(Figure record extracts)
=====

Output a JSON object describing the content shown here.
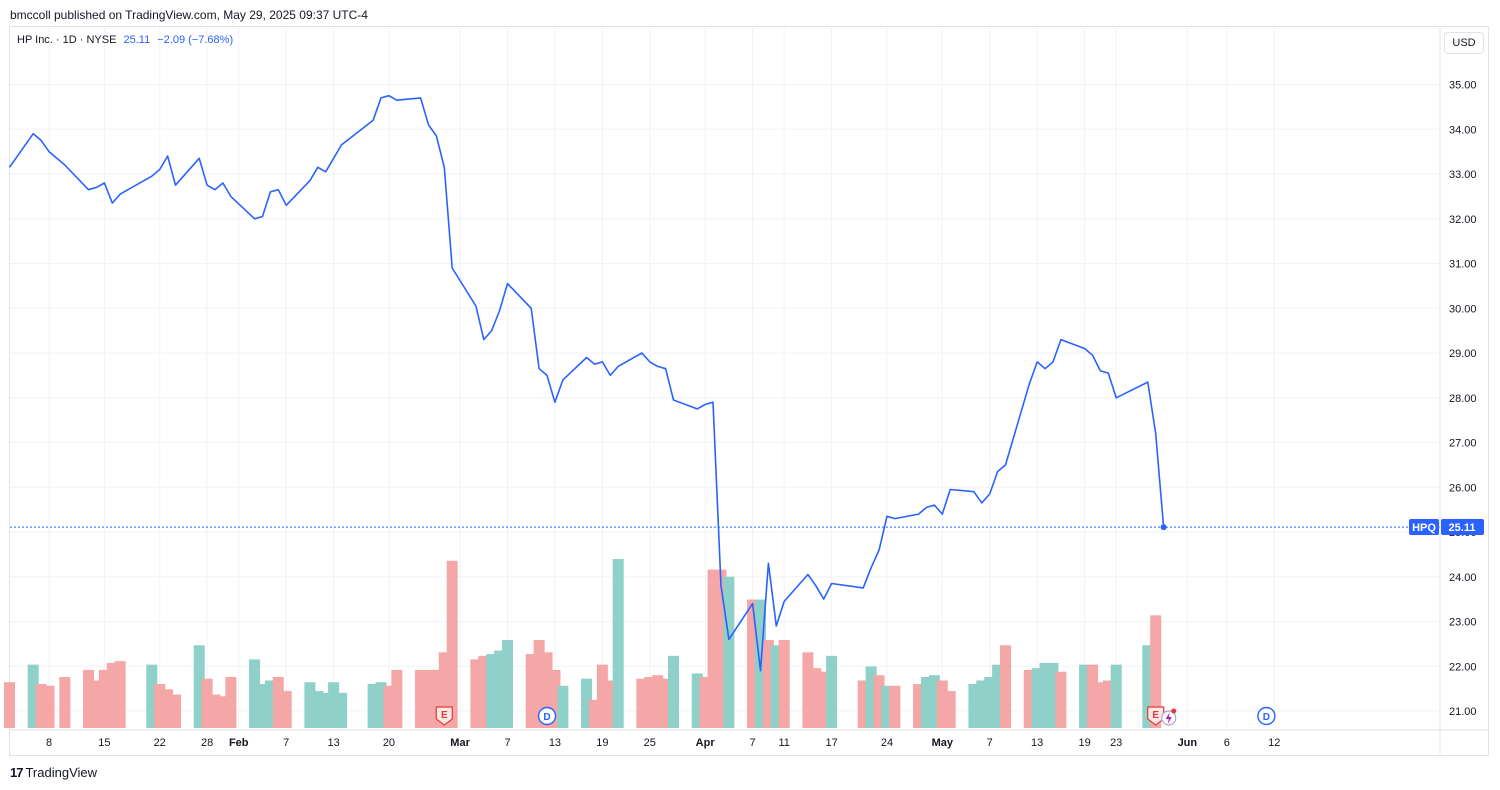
{
  "header": {
    "published_by": "bmccoll published on TradingView.com, May 29, 2025 09:37 UTC-4"
  },
  "legend": {
    "title": "HP Inc. · 1D · NYSE",
    "last_price": "25.11",
    "change": "−2.09 (−7.68%)"
  },
  "currency_label": "USD",
  "price_tag": {
    "symbol": "HPQ",
    "value": "25.11"
  },
  "footer": {
    "brand": "TradingView",
    "logo_mark": "17"
  },
  "colors": {
    "line": "#2962ff",
    "volume_up": "#8fd0c8",
    "volume_down": "#f5a6a6",
    "grid": "#f0f3fa",
    "event_earnings": "#e53935",
    "event_dividend": "#2962ff"
  },
  "chart_data": {
    "type": "line",
    "title": "HP Inc. · 1D · NYSE",
    "x_start_date": "2025-01-03",
    "x": [
      "2025-01-03",
      "2025-01-06",
      "2025-01-07",
      "2025-01-08",
      "2025-01-10",
      "2025-01-13",
      "2025-01-14",
      "2025-01-15",
      "2025-01-16",
      "2025-01-17",
      "2025-01-21",
      "2025-01-22",
      "2025-01-23",
      "2025-01-24",
      "2025-01-27",
      "2025-01-28",
      "2025-01-29",
      "2025-01-30",
      "2025-01-31",
      "2025-02-03",
      "2025-02-04",
      "2025-02-05",
      "2025-02-06",
      "2025-02-07",
      "2025-02-10",
      "2025-02-11",
      "2025-02-12",
      "2025-02-13",
      "2025-02-14",
      "2025-02-18",
      "2025-02-19",
      "2025-02-20",
      "2025-02-21",
      "2025-02-24",
      "2025-02-25",
      "2025-02-26",
      "2025-02-27",
      "2025-02-28",
      "2025-03-03",
      "2025-03-04",
      "2025-03-05",
      "2025-03-06",
      "2025-03-07",
      "2025-03-10",
      "2025-03-11",
      "2025-03-12",
      "2025-03-13",
      "2025-03-14",
      "2025-03-17",
      "2025-03-18",
      "2025-03-19",
      "2025-03-20",
      "2025-03-21",
      "2025-03-24",
      "2025-03-25",
      "2025-03-26",
      "2025-03-27",
      "2025-03-28",
      "2025-03-31",
      "2025-04-01",
      "2025-04-02",
      "2025-04-03",
      "2025-04-04",
      "2025-04-07",
      "2025-04-08",
      "2025-04-09",
      "2025-04-10",
      "2025-04-11",
      "2025-04-14",
      "2025-04-15",
      "2025-04-16",
      "2025-04-17",
      "2025-04-21",
      "2025-04-22",
      "2025-04-23",
      "2025-04-24",
      "2025-04-25",
      "2025-04-28",
      "2025-04-29",
      "2025-04-30",
      "2025-05-01",
      "2025-05-02",
      "2025-05-05",
      "2025-05-06",
      "2025-05-07",
      "2025-05-08",
      "2025-05-09",
      "2025-05-12",
      "2025-05-13",
      "2025-05-14",
      "2025-05-15",
      "2025-05-16",
      "2025-05-19",
      "2025-05-20",
      "2025-05-21",
      "2025-05-22",
      "2025-05-23",
      "2025-05-27",
      "2025-05-28",
      "2025-05-29"
    ],
    "close": [
      33.15,
      33.9,
      33.75,
      33.5,
      33.2,
      32.65,
      32.7,
      32.8,
      32.35,
      32.55,
      32.95,
      33.1,
      33.4,
      32.75,
      33.35,
      32.75,
      32.65,
      32.8,
      32.5,
      32.0,
      32.05,
      32.6,
      32.65,
      32.3,
      32.85,
      33.15,
      33.05,
      33.35,
      33.65,
      34.2,
      34.7,
      34.75,
      34.65,
      34.7,
      34.1,
      33.85,
      33.15,
      30.9,
      30.05,
      29.3,
      29.5,
      29.95,
      30.55,
      30.0,
      28.65,
      28.5,
      27.9,
      28.4,
      28.9,
      28.75,
      28.8,
      28.5,
      28.7,
      29.0,
      28.8,
      28.7,
      28.65,
      27.95,
      27.75,
      27.85,
      27.9,
      23.8,
      22.6,
      23.4,
      21.9,
      24.3,
      22.9,
      23.45,
      24.05,
      23.8,
      23.5,
      23.85,
      23.75,
      24.2,
      24.6,
      25.35,
      25.3,
      25.4,
      25.55,
      25.6,
      25.4,
      25.95,
      25.9,
      25.65,
      25.85,
      26.35,
      26.5,
      28.3,
      28.8,
      28.65,
      28.8,
      29.3,
      29.1,
      28.95,
      28.6,
      28.55,
      28.0,
      28.35,
      27.2,
      25.11
    ],
    "volume_relative": [
      0.26,
      0.36,
      0.25,
      0.24,
      0.29,
      0.33,
      0.27,
      0.33,
      0.37,
      0.38,
      0.36,
      0.25,
      0.22,
      0.19,
      0.47,
      0.28,
      0.19,
      0.18,
      0.29,
      0.39,
      0.25,
      0.27,
      0.29,
      0.21,
      0.26,
      0.21,
      0.2,
      0.26,
      0.2,
      0.25,
      0.26,
      0.24,
      0.33,
      0.33,
      0.33,
      0.33,
      0.43,
      0.95,
      0.39,
      0.41,
      0.42,
      0.44,
      0.5,
      0.42,
      0.5,
      0.43,
      0.33,
      0.24,
      0.28,
      0.16,
      0.36,
      0.27,
      0.96,
      0.28,
      0.29,
      0.3,
      0.28,
      0.41,
      0.31,
      0.29,
      0.9,
      0.9,
      0.86,
      0.73,
      0.73,
      0.5,
      0.47,
      0.5,
      0.43,
      0.34,
      0.32,
      0.41,
      0.27,
      0.35,
      0.3,
      0.24,
      0.24,
      0.25,
      0.29,
      0.3,
      0.27,
      0.21,
      0.25,
      0.27,
      0.29,
      0.36,
      0.47,
      0.33,
      0.34,
      0.37,
      0.37,
      0.32,
      0.36,
      0.36,
      0.26,
      0.27,
      0.36,
      0.47,
      0.64,
      0.0
    ],
    "volume_up": [
      false,
      true,
      false,
      false,
      false,
      false,
      false,
      false,
      false,
      false,
      true,
      false,
      false,
      false,
      true,
      false,
      false,
      false,
      false,
      true,
      true,
      true,
      false,
      false,
      true,
      true,
      true,
      true,
      true,
      true,
      true,
      false,
      false,
      false,
      false,
      false,
      false,
      false,
      false,
      false,
      true,
      true,
      true,
      false,
      false,
      false,
      false,
      true,
      true,
      false,
      false,
      false,
      true,
      false,
      false,
      false,
      false,
      true,
      true,
      false,
      false,
      false,
      true,
      false,
      true,
      false,
      true,
      false,
      false,
      false,
      false,
      true,
      false,
      true,
      false,
      true,
      false,
      false,
      true,
      true,
      false,
      false,
      true,
      true,
      true,
      true,
      false,
      false,
      true,
      true,
      true,
      false,
      true,
      false,
      false,
      false,
      true,
      true,
      false,
      false
    ],
    "ylim": [
      20.55,
      35.75
    ],
    "y_ticks": [
      "35.00",
      "34.00",
      "33.00",
      "32.00",
      "31.00",
      "30.00",
      "29.00",
      "28.00",
      "27.00",
      "26.00",
      "25.00",
      "24.00",
      "23.00",
      "22.00",
      "21.00"
    ],
    "x_tick_labels": [
      {
        "label": "8",
        "date": "2025-01-08"
      },
      {
        "label": "15",
        "date": "2025-01-15"
      },
      {
        "label": "22",
        "date": "2025-01-22"
      },
      {
        "label": "28",
        "date": "2025-01-28"
      },
      {
        "label": "Feb",
        "date": "2025-02-01"
      },
      {
        "label": "7",
        "date": "2025-02-07"
      },
      {
        "label": "13",
        "date": "2025-02-13"
      },
      {
        "label": "20",
        "date": "2025-02-20"
      },
      {
        "label": "Mar",
        "date": "2025-03-01"
      },
      {
        "label": "7",
        "date": "2025-03-07"
      },
      {
        "label": "13",
        "date": "2025-03-13"
      },
      {
        "label": "19",
        "date": "2025-03-19"
      },
      {
        "label": "25",
        "date": "2025-03-25"
      },
      {
        "label": "Apr",
        "date": "2025-04-01"
      },
      {
        "label": "7",
        "date": "2025-04-07"
      },
      {
        "label": "11",
        "date": "2025-04-11"
      },
      {
        "label": "17",
        "date": "2025-04-17"
      },
      {
        "label": "24",
        "date": "2025-04-24"
      },
      {
        "label": "May",
        "date": "2025-05-01"
      },
      {
        "label": "7",
        "date": "2025-05-07"
      },
      {
        "label": "13",
        "date": "2025-05-13"
      },
      {
        "label": "19",
        "date": "2025-05-19"
      },
      {
        "label": "23",
        "date": "2025-05-23"
      },
      {
        "label": "Jun",
        "date": "2025-06-01"
      },
      {
        "label": "6",
        "date": "2025-06-06"
      },
      {
        "label": "12",
        "date": "2025-06-12"
      }
    ],
    "events": [
      {
        "type": "earnings",
        "label": "E",
        "date": "2025-02-27"
      },
      {
        "type": "dividend",
        "label": "D",
        "date": "2025-03-12"
      },
      {
        "type": "earnings",
        "label": "E",
        "date": "2025-05-28"
      },
      {
        "type": "dividend",
        "label": "D",
        "date": "2025-06-11"
      }
    ],
    "last_price_line": 25.11,
    "grid": true
  }
}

=====

**AIM OF THE TASK**
How many of the listing's lines contain "TradingView"? Respond with a single number and nothing else.

**EXERCISE ANSWER**
2